# PROBLEM DESCRIPTION
Write out all lines holding the word "into".

━━━ SUPPLIED MATERIAL ━━━

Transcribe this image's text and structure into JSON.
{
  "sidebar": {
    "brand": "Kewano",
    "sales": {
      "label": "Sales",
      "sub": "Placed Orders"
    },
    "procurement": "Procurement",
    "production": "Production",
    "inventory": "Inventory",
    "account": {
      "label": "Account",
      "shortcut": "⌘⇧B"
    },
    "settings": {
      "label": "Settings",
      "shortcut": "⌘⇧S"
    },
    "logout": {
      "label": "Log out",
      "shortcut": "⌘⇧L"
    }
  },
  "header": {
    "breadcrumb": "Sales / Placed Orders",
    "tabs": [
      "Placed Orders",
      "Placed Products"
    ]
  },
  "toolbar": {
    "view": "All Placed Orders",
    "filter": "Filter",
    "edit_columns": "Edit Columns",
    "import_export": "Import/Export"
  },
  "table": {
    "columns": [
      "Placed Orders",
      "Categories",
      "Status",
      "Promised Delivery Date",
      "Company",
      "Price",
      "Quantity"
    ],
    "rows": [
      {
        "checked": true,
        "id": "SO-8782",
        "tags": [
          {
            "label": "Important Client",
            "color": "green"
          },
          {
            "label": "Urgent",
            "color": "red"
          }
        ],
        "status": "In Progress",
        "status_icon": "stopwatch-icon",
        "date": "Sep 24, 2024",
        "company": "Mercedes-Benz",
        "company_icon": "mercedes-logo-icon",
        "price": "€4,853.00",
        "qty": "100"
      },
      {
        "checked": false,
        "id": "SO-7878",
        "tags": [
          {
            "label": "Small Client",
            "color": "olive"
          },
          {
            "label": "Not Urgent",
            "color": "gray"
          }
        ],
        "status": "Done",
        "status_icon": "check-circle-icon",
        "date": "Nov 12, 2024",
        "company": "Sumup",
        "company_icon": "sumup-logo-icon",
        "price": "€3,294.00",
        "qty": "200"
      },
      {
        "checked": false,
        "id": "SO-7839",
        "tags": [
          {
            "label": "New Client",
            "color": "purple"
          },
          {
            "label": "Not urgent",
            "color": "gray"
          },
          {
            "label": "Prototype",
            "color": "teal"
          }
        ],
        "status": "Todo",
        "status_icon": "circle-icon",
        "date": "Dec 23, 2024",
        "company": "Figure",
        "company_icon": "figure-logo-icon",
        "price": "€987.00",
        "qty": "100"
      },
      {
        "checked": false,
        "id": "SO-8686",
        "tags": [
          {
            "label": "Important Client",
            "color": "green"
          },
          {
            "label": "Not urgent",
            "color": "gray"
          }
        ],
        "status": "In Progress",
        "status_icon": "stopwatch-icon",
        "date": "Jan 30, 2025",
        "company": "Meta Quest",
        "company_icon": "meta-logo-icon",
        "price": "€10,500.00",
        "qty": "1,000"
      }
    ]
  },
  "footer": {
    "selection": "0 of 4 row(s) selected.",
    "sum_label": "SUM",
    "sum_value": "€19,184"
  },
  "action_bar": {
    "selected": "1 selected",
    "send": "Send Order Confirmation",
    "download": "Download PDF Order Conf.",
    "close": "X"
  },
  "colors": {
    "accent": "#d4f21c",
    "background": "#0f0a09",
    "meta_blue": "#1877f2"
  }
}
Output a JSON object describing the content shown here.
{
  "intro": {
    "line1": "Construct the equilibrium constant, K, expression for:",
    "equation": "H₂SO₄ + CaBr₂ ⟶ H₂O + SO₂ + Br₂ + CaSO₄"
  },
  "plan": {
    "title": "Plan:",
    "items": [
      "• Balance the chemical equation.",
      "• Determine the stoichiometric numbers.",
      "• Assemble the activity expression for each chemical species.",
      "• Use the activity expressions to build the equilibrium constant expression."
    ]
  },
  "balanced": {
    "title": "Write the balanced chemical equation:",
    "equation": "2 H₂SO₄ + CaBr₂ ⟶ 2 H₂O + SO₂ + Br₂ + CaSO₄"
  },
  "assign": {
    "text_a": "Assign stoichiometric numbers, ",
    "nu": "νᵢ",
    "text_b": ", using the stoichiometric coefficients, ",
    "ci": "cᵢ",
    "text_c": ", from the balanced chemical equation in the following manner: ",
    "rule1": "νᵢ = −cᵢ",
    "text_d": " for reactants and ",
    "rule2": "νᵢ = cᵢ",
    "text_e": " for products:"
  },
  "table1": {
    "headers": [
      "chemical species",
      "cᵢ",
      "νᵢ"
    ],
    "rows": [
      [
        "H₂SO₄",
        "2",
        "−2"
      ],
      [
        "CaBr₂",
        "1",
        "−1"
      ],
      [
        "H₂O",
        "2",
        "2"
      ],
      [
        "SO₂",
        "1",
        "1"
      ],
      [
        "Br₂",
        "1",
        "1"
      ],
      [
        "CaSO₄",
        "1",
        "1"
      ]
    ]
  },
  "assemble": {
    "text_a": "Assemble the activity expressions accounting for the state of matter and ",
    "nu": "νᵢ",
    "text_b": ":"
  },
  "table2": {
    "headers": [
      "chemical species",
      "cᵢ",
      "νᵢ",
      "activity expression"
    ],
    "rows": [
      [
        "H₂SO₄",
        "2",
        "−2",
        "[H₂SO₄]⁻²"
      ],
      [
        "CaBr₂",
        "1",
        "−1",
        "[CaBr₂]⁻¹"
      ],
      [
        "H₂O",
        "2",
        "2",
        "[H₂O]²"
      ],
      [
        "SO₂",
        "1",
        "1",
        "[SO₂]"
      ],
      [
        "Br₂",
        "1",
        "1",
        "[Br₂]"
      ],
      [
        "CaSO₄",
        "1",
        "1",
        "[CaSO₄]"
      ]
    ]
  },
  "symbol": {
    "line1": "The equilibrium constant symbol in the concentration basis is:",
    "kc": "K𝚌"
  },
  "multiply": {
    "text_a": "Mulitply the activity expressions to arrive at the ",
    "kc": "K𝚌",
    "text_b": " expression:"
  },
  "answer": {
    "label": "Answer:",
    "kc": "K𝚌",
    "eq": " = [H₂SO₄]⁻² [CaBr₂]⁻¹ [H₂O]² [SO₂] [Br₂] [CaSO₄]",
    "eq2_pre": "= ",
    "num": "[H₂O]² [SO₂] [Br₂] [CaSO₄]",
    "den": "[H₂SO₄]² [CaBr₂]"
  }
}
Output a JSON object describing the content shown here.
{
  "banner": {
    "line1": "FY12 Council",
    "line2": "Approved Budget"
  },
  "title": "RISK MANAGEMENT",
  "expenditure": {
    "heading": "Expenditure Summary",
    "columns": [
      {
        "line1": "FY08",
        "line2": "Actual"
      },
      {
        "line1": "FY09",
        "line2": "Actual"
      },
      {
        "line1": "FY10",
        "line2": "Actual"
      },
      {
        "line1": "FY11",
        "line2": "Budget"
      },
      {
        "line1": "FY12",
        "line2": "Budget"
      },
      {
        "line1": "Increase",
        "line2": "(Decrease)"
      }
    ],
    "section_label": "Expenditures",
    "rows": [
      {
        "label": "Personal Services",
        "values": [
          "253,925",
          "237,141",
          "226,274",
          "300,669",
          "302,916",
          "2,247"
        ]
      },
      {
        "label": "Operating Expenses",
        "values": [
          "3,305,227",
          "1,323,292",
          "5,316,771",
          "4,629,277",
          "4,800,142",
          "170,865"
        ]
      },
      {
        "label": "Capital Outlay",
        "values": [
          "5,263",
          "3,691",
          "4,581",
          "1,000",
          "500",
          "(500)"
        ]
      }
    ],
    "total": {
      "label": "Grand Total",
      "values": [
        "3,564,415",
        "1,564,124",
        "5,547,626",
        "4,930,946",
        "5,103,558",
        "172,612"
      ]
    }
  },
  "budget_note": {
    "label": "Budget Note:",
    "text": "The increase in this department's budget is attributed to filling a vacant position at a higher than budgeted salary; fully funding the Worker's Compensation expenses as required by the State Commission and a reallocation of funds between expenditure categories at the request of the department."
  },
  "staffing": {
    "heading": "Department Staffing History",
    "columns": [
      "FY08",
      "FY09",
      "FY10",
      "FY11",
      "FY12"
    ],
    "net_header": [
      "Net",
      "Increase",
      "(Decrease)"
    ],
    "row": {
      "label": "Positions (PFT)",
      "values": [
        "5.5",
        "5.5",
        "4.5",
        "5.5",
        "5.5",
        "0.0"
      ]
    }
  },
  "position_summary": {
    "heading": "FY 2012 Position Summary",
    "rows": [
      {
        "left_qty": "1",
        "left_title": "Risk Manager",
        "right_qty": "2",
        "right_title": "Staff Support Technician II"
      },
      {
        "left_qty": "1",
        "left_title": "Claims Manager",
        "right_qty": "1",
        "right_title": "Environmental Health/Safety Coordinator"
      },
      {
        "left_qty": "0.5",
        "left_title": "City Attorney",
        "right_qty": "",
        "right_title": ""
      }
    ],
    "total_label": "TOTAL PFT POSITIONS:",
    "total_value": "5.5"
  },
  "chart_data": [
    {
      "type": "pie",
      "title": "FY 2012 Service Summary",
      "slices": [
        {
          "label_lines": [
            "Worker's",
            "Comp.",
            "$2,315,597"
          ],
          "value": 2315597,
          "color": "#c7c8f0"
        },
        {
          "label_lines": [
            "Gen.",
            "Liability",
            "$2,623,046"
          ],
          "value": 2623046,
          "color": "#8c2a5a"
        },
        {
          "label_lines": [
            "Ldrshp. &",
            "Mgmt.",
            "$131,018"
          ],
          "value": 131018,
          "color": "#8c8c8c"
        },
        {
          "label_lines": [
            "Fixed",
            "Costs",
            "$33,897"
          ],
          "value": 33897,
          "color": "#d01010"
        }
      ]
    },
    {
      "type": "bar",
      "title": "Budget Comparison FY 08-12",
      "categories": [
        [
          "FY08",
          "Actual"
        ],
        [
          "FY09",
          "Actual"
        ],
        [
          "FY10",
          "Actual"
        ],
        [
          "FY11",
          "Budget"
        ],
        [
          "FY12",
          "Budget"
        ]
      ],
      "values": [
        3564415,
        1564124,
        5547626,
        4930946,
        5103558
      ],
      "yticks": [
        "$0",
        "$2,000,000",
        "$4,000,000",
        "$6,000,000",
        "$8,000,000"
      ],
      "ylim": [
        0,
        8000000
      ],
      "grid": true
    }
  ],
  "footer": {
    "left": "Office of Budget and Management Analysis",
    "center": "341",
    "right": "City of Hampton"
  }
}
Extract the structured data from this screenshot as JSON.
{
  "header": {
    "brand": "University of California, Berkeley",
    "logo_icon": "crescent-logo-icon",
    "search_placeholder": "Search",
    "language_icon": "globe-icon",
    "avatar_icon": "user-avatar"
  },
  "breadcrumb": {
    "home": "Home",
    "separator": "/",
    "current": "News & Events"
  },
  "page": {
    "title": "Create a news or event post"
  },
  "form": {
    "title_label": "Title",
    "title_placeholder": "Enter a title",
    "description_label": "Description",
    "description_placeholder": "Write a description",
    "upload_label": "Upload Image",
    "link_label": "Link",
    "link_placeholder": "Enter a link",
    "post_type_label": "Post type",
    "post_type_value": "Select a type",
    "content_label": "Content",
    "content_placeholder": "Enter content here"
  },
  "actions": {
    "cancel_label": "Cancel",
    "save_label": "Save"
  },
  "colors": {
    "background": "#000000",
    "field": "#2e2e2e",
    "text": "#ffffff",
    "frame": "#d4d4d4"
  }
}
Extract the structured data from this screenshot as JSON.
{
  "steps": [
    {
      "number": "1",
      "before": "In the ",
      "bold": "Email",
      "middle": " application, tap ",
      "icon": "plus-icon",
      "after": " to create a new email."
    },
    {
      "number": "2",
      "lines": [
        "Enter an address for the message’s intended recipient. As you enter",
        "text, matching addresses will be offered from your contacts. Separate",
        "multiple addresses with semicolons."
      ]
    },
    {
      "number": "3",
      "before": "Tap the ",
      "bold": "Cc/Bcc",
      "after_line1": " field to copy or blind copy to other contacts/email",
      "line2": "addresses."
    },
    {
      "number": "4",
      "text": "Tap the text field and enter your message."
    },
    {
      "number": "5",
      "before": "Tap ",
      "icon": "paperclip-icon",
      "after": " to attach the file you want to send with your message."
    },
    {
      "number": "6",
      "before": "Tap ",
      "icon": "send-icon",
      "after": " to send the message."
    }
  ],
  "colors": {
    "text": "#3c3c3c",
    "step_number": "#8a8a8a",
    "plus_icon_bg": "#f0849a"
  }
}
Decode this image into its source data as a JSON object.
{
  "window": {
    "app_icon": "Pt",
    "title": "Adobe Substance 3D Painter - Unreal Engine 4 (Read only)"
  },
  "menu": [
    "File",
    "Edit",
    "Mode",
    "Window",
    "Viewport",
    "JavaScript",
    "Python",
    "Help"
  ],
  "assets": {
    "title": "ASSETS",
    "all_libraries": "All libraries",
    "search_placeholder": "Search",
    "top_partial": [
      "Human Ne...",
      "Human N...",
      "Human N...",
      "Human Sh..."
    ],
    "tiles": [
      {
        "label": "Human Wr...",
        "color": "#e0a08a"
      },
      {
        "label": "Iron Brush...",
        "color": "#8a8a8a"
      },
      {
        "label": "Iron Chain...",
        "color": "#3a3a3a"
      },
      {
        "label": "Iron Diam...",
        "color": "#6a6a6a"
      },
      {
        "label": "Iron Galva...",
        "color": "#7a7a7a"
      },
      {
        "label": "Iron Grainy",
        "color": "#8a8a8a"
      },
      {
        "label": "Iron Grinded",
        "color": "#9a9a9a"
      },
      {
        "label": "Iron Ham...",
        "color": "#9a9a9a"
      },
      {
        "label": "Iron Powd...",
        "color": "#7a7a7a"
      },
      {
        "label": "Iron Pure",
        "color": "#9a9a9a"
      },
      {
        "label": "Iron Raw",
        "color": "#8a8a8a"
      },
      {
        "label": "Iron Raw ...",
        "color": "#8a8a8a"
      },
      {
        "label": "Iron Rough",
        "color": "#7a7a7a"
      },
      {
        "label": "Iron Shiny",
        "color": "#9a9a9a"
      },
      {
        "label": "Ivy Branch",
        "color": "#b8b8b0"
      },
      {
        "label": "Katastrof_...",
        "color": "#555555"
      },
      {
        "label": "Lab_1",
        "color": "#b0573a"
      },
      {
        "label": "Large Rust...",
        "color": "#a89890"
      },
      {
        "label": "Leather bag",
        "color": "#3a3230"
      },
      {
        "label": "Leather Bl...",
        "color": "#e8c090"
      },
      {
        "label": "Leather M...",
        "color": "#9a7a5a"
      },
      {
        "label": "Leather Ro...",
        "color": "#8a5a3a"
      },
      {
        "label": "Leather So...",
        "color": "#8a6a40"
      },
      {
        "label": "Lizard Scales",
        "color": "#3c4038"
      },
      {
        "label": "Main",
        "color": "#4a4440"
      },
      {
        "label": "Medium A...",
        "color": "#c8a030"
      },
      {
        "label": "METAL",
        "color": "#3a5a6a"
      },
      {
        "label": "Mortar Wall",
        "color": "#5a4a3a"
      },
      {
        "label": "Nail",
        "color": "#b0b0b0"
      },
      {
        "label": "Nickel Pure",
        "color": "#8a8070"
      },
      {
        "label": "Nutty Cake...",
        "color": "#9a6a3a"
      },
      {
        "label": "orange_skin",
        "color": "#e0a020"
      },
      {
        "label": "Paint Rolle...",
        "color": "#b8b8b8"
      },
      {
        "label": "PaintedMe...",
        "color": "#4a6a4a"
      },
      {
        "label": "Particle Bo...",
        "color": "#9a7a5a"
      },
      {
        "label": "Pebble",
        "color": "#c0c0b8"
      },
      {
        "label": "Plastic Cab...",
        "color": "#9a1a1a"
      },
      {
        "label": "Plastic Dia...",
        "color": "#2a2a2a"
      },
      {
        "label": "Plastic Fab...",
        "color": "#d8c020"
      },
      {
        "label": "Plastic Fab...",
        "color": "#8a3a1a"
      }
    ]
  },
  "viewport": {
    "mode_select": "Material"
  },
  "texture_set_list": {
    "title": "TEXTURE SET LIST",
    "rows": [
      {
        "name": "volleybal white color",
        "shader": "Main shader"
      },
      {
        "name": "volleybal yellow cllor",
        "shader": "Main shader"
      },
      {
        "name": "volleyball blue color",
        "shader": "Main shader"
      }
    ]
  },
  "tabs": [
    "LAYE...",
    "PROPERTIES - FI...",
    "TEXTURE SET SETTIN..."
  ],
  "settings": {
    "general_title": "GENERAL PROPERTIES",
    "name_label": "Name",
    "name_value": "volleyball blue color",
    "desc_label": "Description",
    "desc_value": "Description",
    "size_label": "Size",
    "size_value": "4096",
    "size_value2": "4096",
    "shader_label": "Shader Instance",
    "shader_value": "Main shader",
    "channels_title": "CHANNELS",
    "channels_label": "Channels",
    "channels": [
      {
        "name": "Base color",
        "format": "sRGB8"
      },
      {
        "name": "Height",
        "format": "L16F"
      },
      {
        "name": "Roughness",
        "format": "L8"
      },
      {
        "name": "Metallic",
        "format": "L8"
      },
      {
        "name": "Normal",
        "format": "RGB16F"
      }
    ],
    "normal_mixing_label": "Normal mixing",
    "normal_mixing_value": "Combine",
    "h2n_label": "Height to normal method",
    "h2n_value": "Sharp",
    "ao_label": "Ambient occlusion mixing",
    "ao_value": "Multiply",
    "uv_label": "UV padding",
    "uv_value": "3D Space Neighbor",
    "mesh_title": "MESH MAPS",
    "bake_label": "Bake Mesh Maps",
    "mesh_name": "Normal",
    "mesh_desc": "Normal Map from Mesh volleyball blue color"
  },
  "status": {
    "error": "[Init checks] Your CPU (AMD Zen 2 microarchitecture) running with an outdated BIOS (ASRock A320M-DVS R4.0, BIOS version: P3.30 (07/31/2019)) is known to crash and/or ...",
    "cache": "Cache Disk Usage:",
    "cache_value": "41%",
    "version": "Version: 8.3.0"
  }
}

━━━

# EXERCISE SOLUTION
Transcribe this image's text and structure into JSON.
Decode this image into its source data as a JSON object.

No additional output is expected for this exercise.